(Stored records)
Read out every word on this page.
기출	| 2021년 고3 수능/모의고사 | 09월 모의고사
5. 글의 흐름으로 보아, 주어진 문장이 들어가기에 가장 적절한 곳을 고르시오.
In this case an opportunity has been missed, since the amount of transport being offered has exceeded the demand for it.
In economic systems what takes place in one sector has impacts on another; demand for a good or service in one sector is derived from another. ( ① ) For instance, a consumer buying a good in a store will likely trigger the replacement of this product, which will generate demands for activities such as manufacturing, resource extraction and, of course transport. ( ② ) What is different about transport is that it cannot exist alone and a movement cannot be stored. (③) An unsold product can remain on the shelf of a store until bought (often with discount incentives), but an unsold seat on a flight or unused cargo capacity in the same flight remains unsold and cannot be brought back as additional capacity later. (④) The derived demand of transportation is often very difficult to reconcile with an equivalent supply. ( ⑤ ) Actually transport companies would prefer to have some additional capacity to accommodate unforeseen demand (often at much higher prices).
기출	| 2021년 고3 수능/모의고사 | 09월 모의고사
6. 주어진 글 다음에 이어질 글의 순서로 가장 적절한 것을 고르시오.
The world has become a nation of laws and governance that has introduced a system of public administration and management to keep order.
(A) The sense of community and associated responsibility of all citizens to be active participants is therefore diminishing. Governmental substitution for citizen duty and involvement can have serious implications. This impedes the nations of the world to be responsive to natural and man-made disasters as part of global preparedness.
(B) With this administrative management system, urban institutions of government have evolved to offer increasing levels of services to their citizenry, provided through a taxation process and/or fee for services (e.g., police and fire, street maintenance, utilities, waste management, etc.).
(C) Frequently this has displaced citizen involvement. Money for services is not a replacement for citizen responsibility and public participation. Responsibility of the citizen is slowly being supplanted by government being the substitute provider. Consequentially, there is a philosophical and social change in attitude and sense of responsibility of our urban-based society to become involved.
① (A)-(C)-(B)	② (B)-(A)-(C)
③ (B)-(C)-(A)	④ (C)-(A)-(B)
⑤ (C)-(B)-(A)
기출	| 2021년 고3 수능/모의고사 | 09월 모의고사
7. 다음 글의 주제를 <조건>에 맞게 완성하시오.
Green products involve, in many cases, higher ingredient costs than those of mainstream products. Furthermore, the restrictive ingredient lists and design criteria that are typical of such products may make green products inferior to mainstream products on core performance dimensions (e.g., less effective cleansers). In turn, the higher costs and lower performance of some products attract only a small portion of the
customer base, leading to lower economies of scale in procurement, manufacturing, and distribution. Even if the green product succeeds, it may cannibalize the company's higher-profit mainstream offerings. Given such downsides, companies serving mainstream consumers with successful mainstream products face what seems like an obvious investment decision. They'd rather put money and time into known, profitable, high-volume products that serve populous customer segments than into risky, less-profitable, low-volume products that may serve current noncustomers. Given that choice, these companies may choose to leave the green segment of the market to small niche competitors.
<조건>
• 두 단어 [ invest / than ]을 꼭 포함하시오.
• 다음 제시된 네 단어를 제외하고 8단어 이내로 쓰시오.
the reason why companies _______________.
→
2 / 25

__Required task__. Copy out every line from the material above in which the word "고르시오" appears.

__Response__.
5. 글의 흐름으로 보아, 주어진 문장이 들어가기에 가장 적절한 곳을 고르시오.
6. 주어진 글 다음에 이어질 글의 순서로 가장 적절한 것을 고르시오.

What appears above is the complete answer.